* **Record excerpts**:
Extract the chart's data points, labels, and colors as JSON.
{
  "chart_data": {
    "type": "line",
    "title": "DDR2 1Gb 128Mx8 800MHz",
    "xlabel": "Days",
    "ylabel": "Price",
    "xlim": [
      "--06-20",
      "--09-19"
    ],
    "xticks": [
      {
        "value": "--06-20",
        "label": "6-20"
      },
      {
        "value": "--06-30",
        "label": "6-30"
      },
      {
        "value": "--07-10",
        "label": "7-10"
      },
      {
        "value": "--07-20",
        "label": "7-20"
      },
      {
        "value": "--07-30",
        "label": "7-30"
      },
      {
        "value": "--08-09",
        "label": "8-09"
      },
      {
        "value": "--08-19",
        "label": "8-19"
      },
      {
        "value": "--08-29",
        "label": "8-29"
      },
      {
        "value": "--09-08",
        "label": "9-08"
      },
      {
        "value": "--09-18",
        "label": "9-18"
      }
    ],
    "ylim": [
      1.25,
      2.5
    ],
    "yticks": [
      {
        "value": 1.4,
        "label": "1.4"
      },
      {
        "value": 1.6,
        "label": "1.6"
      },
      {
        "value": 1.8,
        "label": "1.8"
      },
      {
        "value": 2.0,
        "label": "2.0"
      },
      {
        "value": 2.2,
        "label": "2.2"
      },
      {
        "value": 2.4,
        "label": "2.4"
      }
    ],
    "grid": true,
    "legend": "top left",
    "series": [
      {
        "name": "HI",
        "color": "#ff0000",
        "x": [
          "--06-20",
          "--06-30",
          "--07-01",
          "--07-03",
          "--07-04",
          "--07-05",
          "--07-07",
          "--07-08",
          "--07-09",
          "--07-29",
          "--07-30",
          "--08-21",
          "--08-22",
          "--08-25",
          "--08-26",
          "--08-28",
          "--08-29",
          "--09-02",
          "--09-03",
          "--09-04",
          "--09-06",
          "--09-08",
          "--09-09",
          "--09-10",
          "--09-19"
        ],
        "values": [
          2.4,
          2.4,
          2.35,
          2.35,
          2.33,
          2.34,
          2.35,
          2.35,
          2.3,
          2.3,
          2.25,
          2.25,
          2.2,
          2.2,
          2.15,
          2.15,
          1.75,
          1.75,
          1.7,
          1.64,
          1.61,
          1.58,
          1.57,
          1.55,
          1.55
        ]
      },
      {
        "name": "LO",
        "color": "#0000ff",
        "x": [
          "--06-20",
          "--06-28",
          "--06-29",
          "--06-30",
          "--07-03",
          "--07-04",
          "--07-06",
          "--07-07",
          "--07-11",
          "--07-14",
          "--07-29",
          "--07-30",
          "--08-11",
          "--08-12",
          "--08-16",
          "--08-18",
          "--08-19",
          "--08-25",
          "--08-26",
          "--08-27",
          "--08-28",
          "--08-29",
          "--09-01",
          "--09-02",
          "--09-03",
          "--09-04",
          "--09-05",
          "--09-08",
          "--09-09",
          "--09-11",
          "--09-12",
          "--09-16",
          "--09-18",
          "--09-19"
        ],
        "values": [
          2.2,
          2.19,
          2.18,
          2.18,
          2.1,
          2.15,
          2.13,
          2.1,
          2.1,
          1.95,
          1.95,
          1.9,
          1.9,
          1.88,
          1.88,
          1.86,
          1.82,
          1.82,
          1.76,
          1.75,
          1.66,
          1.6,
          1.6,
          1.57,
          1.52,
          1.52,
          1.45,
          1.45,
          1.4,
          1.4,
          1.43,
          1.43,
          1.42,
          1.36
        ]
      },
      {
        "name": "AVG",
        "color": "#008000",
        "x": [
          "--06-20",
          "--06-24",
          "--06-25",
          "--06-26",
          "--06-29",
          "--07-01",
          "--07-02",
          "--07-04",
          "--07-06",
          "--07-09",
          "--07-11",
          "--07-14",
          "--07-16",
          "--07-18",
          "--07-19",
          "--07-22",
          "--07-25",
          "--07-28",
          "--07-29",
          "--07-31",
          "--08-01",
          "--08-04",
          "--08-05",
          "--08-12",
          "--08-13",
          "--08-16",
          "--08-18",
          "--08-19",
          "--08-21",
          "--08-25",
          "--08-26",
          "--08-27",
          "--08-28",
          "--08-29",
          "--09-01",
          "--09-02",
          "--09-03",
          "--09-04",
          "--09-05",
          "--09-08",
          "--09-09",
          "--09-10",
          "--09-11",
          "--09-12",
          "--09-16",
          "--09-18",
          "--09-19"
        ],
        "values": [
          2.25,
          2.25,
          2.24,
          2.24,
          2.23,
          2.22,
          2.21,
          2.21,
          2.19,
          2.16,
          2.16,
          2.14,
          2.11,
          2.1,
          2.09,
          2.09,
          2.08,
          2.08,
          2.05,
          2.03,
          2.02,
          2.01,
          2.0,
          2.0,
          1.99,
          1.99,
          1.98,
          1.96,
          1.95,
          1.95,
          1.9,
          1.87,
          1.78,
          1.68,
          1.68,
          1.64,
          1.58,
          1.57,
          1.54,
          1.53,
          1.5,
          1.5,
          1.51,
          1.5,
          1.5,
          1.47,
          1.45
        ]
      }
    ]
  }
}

* **Exercise goal**:
All of the material must be reproduced exactly.

* **Answer below**:
Extract the chart's data points, labels, and colors as JSON.
{
  "chart_data": {
    "type": "line",
    "title": "DDR2 1Gb 128Mx8 800MHz",
    "xlabel": "Days",
    "ylabel": "Price",
    "xlim": [
      "--06-20",
      "--09-19"
    ],
    "xticks": [
      {
        "value": "--06-20",
        "label": "6-20"
      },
      {
        "value": "--06-30",
        "label": "6-30"
      },
      {
        "value": "--07-10",
        "label": "7-10"
      },
      {
        "value": "--07-20",
        "label": "7-20"
      },
      {
        "value": "--07-30",
        "label": "7-30"
      },
      {
        "value": "--08-09",
        "label": "8-09"
      },
      {
        "value": "--08-19",
        "label": "8-19"
      },
      {
        "value": "--08-29",
        "label": "8-29"
      },
      {
        "value": "--09-08",
        "label": "9-08"
      },
      {
        "value": "--09-18",
        "label": "9-18"
      }
    ],
    "ylim": [
      1.25,
      2.5
    ],
    "yticks": [
      {
        "value": 1.4,
        "label": "1.4"
      },
      {
        "value": 1.6,
        "label": "1.6"
      },
      {
        "value": 1.8,
        "label": "1.8"
      },
      {
        "value": 2.0,
        "label": "2.0"
      },
      {
        "value": 2.2,
        "label": "2.2"
      },
      {
        "value": 2.4,
        "label": "2.4"
      }
    ],
    "grid": true,
    "legend": "top left",
    "series": [
      {
        "name": "HI",
        "color": "#ff0000",
        "x": [
          "--06-20",
          "--06-30",
          "--07-01",
          "--07-03",
          "--07-04",
          "--07-05",
          "--07-07",
          "--07-08",
          "--07-09",
          "--07-29",
          "--07-30",
          "--08-21",
          "--08-22",
          "--08-25",
          "--08-26",
          "--08-28",
          "--08-29",
          "--09-02",
          "--09-03",
          "--09-04",
          "--09-06",
          "--09-08",
          "--09-09",
          "--09-10",
          "--09-19"
        ],
        "values": [
          2.4,
          2.4,
          2.35,
          2.35,
          2.33,
          2.34,
          2.35,
          2.35,
          2.3,
          2.3,
          2.25,
          2.25,
          2.2,
          2.2,
          2.15,
          2.15,
          1.75,
          1.75,
          1.7,
          1.64,
          1.61,
          1.58,
          1.57,
          1.55,
          1.55
        ]
      },
      {
        "name": "LO",
        "color": "#0000ff",
        "x": [
          "--06-20",
          "--06-28",
          "--06-29",
          "--06-30",
          "--07-03",
          "--07-04",
          "--07-06",
          "--07-07",
          "--07-11",
          "--07-14",
          "--07-29",
          "--07-30",
          "--08-11",
          "--08-12",
          "--08-16",
          "--08-18",
          "--08-19",
          "--08-25",
          "--08-26",
          "--08-27",
          "--08-28",
          "--08-29",
          "--09-01",
          "--09-02",
          "--09-03",
          "--09-04",
          "--09-05",
          "--09-08",
          "--09-09",
          "--09-11",
          "--09-12",
          "--09-16",
          "--09-18",
          "--09-19"
        ],
        "values": [
          2.2,
          2.19,
          2.18,
          2.18,
          2.1,
          2.15,
          2.13,
          2.1,
          2.1,
          1.95,
          1.95,
          1.9,
          1.9,
          1.88,
          1.88,
          1.86,
          1.82,
          1.82,
          1.76,
          1.75,
          1.66,
          1.6,
          1.6,
          1.57,
          1.52,
          1.52,
          1.45,
          1.45,
          1.4,
          1.4,
          1.43,
          1.43,
          1.42,
          1.36
        ]
      },
      {
        "name": "AVG",
        "color": "#008000",
        "x": [
          "--06-20",
          "--06-24",
          "--06-25",
          "--06-26",
          "--06-29",
          "--07-01",
          "--07-02",
          "--07-04",
          "--07-06",
          "--07-09",
          "--07-11",
          "--07-14",
          "--07-16",
          "--07-18",
          "--07-19",
          "--07-22",
          "--07-25",
          "--07-28",
          "--07-29",
          "--07-31",
          "--08-01",
          "--08-04",
          "--08-05",
          "--08-12",
          "--08-13",
          "--08-16",
          "--08-18",
          "--08-19",
          "--08-21",
          "--08-25",
          "--08-26",
          "--08-27",
          "--08-28",
          "--08-29",
          "--09-01",
          "--09-02",
          "--09-03",
          "--09-04",
          "--09-05",
          "--09-08",
          "--09-09",
          "--09-10",
          "--09-11",
          "--09-12",
          "--09-16",
          "--09-18",
          "--09-19"
        ],
        "values": [
          2.25,
          2.25,
          2.24,
          2.24,
          2.23,
          2.22,
          2.21,
          2.21,
          2.19,
          2.16,
          2.16,
          2.14,
          2.11,
          2.1,
          2.09,
          2.09,
          2.08,
          2.08,
          2.05,
          2.03,
          2.02,
          2.01,
          2.0,
          2.0,
          1.99,
          1.99,
          1.98,
          1.96,
          1.95,
          1.95,
          1.9,
          1.87,
          1.78,
          1.68,
          1.68,
          1.64,
          1.58,
          1.57,
          1.54,
          1.53,
          1.5,
          1.5,
          1.51,
          1.5,
          1.5,
          1.47,
          1.45
        ]
      }
    ]
  }
}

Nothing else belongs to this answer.